Listing ->
==============================

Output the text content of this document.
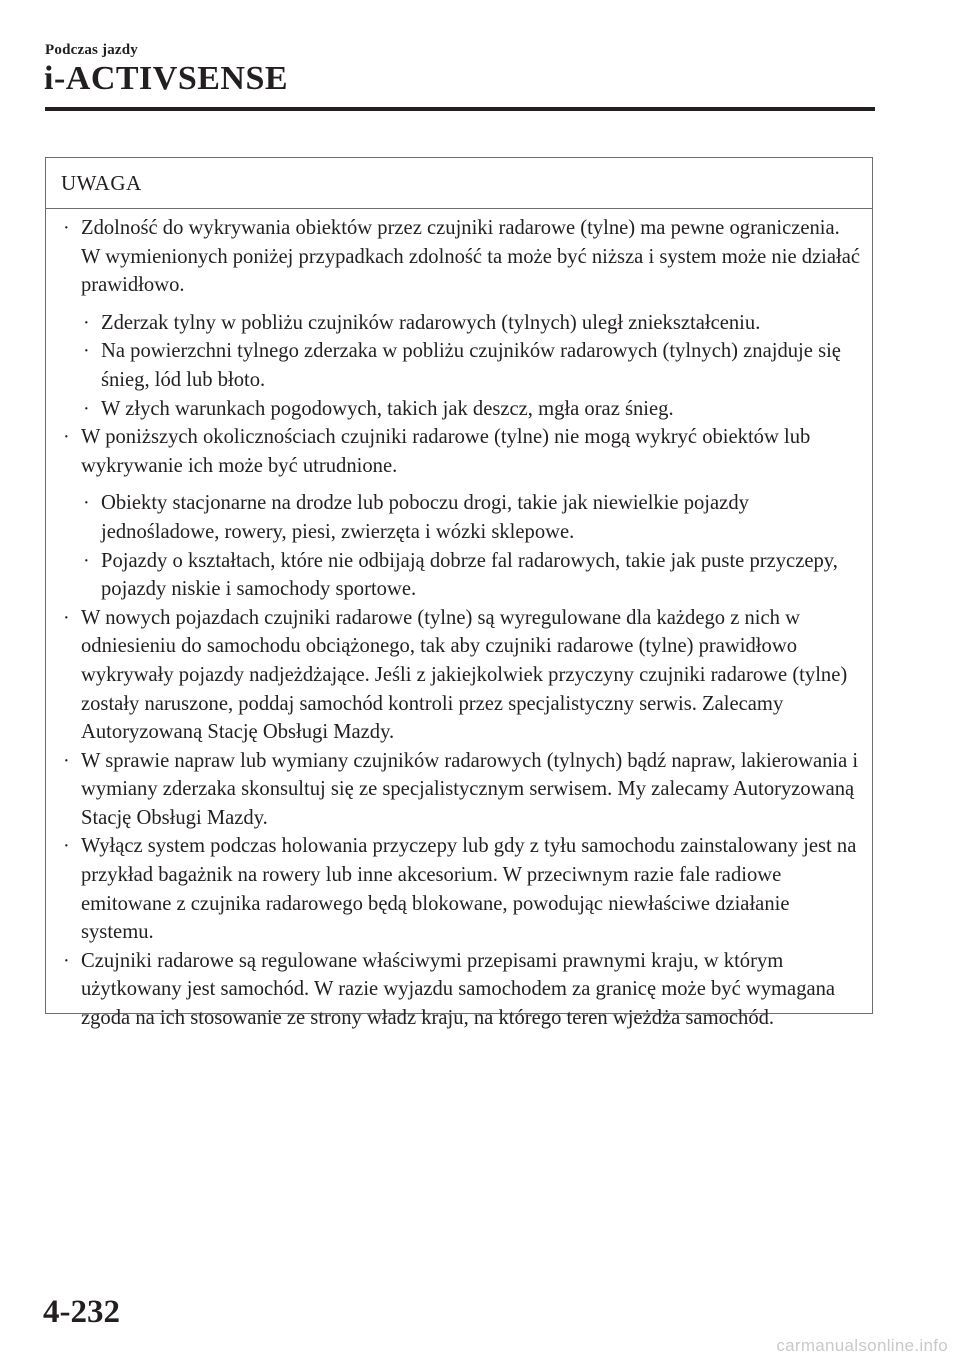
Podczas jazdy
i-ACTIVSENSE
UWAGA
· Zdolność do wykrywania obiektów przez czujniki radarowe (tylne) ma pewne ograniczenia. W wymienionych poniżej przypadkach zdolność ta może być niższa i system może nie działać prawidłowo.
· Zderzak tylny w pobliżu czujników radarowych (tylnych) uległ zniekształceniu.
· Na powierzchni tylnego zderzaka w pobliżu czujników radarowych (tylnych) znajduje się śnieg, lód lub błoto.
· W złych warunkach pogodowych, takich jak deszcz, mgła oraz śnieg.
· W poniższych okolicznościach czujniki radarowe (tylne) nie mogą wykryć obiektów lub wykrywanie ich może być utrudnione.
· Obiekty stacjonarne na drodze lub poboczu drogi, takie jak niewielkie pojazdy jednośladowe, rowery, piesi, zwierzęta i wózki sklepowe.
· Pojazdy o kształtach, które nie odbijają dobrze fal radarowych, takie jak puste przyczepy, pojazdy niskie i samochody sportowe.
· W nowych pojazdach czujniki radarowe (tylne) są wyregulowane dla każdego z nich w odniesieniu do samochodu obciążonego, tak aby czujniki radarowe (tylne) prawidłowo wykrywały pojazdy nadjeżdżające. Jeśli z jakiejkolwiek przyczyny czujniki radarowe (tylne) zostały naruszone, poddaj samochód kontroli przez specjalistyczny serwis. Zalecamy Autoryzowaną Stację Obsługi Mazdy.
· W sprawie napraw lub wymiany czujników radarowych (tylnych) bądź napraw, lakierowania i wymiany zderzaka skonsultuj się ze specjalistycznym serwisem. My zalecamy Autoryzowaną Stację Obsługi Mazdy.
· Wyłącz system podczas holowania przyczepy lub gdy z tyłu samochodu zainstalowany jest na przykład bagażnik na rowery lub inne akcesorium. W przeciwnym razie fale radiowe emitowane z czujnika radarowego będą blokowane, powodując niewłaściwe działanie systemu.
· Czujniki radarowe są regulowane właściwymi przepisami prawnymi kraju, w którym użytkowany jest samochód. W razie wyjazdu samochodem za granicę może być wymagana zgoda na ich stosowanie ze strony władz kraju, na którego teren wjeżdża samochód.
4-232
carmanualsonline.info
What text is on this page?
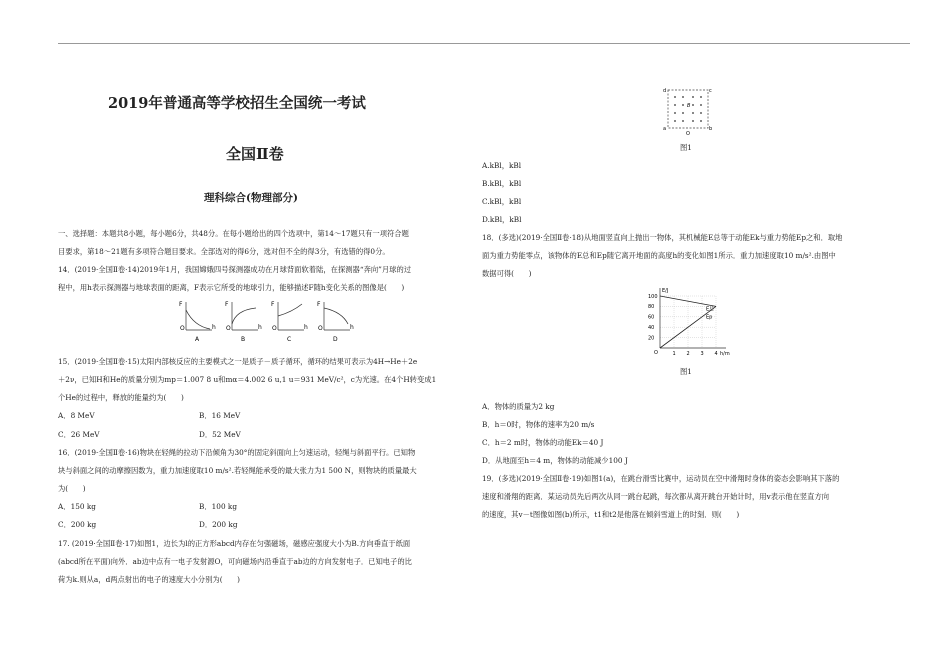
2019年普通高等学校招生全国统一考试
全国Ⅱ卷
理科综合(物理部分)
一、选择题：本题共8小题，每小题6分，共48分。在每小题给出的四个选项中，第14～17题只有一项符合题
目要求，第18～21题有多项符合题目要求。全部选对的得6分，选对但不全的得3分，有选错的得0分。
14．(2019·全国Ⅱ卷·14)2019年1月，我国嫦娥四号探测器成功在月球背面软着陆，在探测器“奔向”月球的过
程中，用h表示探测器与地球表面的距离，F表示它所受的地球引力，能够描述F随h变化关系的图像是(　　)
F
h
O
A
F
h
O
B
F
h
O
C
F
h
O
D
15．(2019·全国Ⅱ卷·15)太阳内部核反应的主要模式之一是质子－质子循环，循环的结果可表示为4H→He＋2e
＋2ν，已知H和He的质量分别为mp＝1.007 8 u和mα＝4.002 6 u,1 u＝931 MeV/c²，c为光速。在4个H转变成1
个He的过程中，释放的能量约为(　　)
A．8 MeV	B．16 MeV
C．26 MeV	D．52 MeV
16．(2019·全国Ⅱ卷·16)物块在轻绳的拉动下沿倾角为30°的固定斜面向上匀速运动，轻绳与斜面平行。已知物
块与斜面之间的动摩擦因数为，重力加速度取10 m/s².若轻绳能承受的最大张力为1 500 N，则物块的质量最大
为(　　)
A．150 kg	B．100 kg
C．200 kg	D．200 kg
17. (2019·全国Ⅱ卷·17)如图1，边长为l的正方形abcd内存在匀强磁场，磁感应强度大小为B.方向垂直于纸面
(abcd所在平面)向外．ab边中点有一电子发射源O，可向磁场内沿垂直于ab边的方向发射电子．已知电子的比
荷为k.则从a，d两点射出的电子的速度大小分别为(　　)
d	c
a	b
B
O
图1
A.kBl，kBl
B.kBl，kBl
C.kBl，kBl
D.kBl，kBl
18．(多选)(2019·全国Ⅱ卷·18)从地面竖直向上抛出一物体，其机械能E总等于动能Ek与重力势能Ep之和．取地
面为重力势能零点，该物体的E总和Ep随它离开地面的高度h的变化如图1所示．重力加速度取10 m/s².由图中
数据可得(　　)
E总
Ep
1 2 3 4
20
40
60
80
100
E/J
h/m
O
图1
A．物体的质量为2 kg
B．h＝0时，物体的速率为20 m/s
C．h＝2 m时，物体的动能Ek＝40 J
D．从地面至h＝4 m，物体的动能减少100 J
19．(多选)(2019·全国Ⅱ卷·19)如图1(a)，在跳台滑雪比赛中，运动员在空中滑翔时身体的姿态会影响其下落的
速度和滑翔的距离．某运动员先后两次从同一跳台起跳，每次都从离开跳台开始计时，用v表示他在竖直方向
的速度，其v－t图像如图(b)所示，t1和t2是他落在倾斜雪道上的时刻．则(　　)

==============================

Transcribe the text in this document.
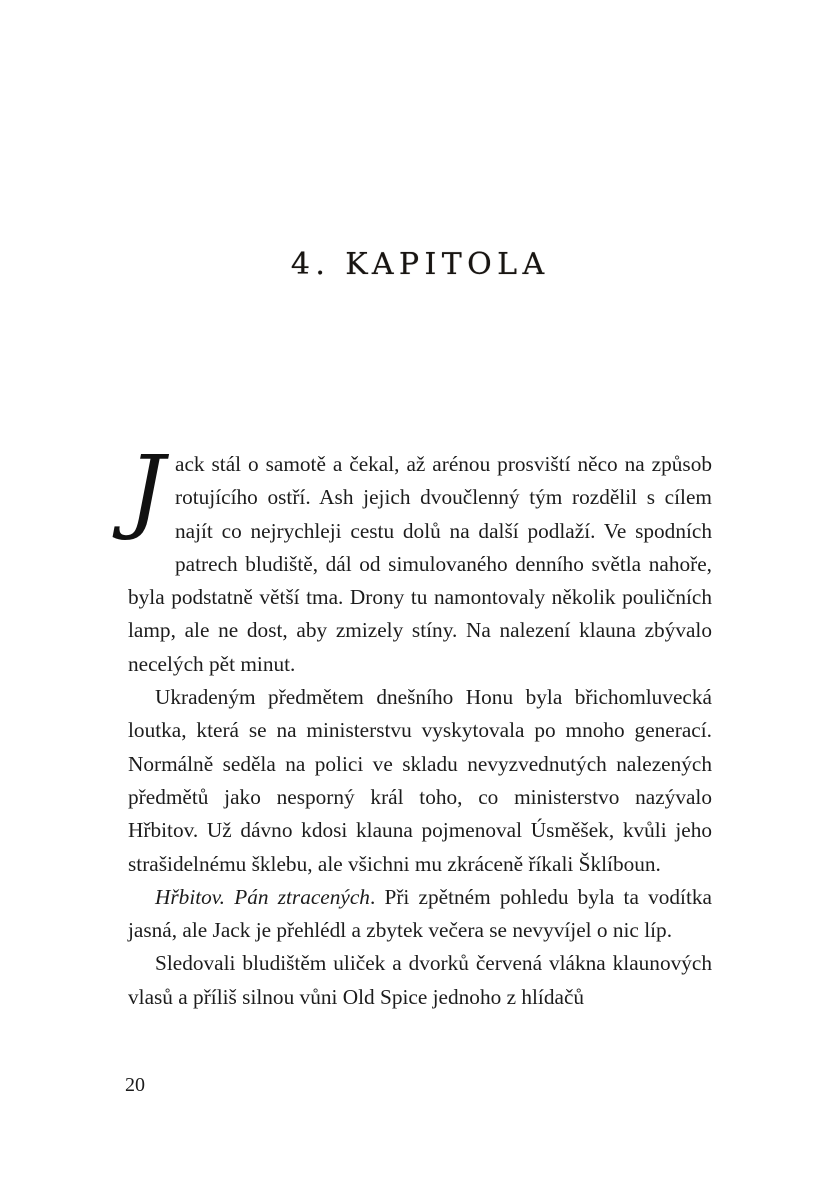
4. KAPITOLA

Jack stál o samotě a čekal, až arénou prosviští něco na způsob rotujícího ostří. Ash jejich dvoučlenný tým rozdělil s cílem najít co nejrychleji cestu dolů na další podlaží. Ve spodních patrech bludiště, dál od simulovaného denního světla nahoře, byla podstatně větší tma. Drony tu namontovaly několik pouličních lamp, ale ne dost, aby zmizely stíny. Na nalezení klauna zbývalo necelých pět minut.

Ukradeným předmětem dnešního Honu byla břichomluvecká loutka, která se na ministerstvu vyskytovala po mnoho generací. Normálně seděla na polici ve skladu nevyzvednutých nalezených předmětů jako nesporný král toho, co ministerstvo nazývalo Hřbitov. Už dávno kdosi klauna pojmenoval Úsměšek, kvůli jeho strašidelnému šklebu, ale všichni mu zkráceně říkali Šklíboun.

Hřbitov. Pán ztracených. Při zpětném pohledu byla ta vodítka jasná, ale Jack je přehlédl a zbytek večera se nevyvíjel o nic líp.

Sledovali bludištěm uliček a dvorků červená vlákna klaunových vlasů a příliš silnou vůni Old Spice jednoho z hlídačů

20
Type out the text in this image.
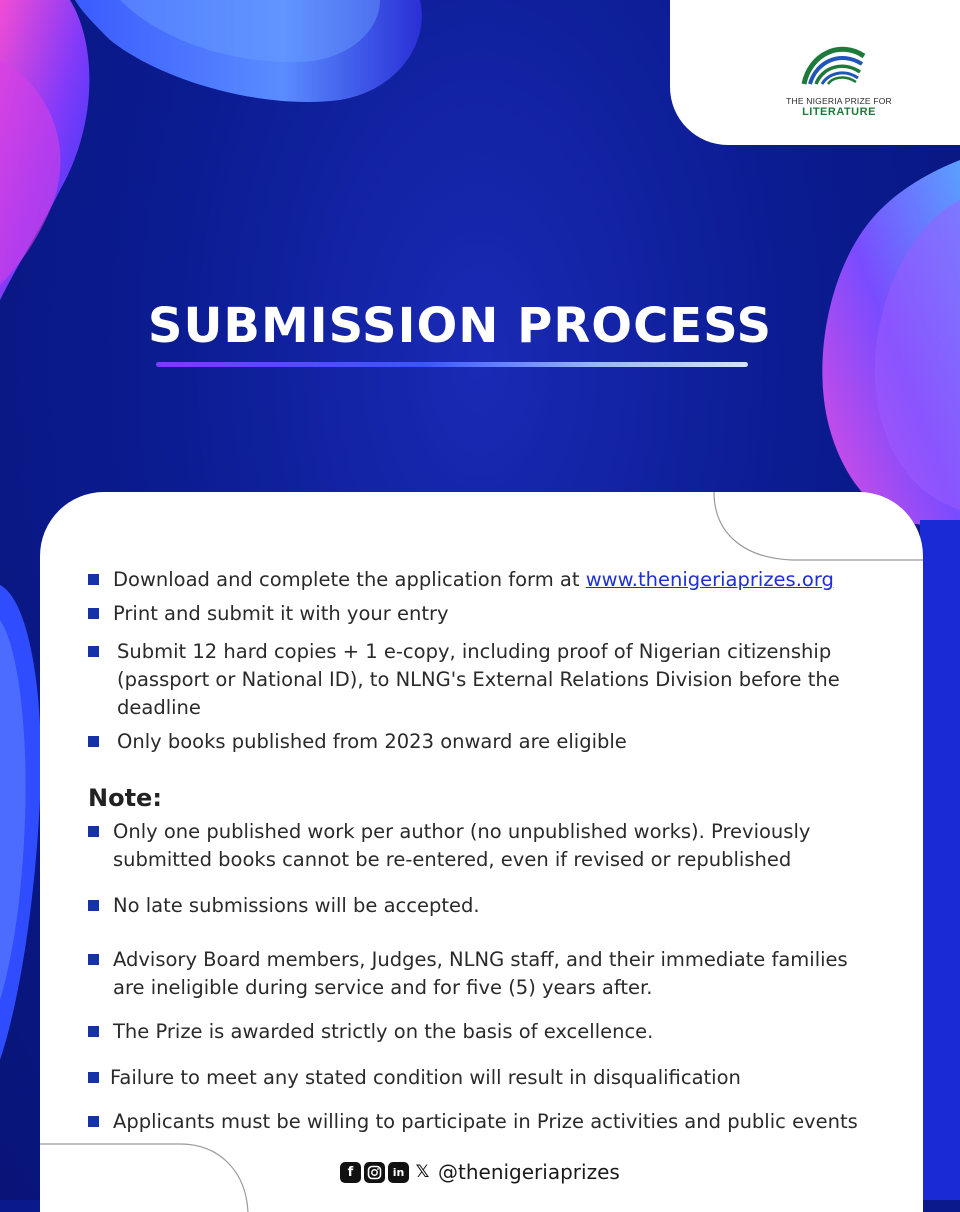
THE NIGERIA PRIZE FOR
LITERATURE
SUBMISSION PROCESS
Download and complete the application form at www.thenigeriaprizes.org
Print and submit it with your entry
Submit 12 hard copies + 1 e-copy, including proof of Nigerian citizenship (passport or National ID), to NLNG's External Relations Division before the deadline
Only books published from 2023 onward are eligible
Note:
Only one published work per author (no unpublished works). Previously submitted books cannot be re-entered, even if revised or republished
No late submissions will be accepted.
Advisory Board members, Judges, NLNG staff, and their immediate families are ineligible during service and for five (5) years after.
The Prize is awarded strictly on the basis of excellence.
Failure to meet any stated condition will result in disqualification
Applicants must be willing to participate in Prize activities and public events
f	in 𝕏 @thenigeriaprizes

==============================

What to produce -> Count the lines of these entries that hold the string "text", and give only that number.

Response to the exercise -> 4